### [Figure record listings]
....
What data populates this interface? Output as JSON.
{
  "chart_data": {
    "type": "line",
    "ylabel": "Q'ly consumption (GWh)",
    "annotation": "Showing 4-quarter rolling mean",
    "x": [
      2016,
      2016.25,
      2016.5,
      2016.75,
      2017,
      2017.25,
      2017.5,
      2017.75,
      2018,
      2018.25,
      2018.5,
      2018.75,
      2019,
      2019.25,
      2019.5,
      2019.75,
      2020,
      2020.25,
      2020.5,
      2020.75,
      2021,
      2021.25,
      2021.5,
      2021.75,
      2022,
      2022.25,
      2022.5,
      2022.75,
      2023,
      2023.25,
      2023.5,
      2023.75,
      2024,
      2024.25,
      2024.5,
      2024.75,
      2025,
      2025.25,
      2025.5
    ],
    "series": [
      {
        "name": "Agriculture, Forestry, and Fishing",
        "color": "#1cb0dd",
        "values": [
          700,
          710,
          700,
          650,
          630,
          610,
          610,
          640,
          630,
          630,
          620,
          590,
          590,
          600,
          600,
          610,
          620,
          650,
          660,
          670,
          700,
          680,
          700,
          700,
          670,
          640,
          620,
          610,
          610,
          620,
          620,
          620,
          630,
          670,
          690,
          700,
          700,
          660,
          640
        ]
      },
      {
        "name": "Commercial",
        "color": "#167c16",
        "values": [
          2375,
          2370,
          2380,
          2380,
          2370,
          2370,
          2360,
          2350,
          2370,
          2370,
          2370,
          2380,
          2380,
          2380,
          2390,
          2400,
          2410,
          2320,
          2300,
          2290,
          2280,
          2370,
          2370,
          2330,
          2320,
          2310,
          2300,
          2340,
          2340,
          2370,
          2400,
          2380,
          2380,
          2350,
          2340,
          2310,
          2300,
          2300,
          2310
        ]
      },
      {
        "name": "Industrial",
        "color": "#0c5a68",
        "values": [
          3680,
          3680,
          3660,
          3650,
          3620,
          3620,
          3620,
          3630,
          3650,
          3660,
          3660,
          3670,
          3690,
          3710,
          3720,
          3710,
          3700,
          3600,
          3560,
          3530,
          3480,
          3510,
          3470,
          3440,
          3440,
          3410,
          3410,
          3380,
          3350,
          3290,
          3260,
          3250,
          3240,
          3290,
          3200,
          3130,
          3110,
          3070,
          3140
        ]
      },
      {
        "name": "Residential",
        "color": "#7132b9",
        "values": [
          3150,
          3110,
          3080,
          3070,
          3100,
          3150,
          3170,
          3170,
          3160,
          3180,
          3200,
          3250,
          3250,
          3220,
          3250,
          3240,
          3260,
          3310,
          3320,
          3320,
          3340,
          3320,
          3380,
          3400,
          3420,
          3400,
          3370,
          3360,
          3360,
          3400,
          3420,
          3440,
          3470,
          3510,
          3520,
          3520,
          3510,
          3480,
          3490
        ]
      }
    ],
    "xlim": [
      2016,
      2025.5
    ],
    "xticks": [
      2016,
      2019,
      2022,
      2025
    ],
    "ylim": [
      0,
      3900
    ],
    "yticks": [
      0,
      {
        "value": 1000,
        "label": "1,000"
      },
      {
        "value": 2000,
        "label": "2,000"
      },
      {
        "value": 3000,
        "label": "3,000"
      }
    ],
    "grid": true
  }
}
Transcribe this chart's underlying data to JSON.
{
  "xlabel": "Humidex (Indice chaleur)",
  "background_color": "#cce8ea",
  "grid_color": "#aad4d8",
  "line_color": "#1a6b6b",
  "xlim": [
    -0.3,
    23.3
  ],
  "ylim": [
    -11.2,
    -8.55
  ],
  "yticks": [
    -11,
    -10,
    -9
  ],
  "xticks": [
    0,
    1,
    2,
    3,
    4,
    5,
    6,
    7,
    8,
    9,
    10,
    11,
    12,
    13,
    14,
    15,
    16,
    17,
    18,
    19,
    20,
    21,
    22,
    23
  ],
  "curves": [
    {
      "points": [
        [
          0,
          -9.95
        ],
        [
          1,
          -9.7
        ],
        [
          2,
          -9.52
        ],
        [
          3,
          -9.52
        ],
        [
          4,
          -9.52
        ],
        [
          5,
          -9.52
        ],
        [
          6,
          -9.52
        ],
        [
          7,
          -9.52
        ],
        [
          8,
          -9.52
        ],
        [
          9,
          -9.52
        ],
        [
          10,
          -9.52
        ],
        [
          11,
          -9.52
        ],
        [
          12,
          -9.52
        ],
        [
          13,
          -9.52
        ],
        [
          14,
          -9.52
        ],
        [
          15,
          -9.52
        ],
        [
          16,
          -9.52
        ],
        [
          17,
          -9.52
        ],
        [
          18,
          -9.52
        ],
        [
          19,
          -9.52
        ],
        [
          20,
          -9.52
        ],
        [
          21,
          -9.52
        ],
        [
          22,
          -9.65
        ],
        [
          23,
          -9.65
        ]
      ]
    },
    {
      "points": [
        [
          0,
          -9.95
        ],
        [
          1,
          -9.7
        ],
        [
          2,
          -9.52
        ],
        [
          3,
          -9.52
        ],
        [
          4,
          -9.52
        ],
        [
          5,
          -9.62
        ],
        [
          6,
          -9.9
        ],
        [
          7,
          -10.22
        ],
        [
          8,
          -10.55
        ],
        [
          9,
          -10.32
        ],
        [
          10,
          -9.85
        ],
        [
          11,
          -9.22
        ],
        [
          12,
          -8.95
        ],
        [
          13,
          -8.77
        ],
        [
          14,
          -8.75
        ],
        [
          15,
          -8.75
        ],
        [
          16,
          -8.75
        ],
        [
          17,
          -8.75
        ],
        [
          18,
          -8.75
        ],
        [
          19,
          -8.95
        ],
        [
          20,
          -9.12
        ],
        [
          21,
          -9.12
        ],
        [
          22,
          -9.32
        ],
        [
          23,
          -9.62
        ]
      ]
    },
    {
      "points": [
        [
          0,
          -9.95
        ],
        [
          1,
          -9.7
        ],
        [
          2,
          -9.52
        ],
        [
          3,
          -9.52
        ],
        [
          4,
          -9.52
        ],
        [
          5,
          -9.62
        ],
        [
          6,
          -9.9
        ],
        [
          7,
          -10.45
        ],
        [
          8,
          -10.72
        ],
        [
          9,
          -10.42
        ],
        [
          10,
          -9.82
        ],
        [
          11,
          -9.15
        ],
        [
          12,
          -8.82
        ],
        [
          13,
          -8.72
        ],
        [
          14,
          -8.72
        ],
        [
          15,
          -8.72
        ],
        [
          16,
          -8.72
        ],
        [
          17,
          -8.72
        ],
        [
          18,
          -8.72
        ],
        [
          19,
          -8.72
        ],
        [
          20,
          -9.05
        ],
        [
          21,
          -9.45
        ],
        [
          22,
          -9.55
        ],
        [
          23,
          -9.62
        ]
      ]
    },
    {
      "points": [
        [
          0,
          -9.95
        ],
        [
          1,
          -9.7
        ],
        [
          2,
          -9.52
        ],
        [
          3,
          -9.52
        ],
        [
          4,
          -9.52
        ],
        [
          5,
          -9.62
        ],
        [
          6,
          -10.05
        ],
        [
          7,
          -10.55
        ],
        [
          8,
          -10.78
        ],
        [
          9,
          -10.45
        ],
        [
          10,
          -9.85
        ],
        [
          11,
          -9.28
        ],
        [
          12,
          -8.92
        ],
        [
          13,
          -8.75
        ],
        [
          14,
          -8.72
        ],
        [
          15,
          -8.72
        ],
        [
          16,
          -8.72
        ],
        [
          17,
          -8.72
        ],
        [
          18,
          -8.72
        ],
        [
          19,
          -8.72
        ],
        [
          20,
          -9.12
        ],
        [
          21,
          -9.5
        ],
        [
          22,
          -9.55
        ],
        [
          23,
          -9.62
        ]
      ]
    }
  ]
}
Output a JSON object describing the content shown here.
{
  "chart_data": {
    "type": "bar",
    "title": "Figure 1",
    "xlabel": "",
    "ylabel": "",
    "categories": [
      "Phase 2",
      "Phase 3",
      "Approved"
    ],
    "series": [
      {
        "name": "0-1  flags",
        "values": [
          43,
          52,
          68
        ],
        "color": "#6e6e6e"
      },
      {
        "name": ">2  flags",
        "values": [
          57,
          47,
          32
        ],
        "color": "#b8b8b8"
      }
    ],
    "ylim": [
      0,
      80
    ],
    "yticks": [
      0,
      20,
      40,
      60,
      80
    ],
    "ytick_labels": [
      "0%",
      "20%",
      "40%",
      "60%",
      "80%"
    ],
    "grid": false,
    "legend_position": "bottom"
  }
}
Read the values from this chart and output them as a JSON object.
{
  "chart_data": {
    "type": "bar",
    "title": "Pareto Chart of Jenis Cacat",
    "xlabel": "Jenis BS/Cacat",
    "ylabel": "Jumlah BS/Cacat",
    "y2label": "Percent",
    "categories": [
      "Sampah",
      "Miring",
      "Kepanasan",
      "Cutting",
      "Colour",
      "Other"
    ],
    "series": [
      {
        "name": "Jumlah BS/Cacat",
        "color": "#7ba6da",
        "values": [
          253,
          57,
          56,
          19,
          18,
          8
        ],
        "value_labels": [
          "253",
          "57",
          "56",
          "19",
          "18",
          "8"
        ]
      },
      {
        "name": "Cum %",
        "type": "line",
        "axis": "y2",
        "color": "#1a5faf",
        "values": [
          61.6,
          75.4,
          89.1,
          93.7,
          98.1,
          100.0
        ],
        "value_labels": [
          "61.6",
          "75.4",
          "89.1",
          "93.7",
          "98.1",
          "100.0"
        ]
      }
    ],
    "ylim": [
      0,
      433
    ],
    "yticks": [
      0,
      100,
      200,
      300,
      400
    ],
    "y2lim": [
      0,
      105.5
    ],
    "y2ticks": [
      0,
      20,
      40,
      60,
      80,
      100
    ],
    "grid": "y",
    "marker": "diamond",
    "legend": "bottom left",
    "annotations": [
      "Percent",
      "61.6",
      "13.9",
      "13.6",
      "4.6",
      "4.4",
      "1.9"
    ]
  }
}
....
Copy out each line of the records where the string "this" appears.

### [Response below]
What data populates this interface? Output as JSON.
Transcribe this chart's underlying data to JSON.
Read the values from this chart and output them as a JSON object.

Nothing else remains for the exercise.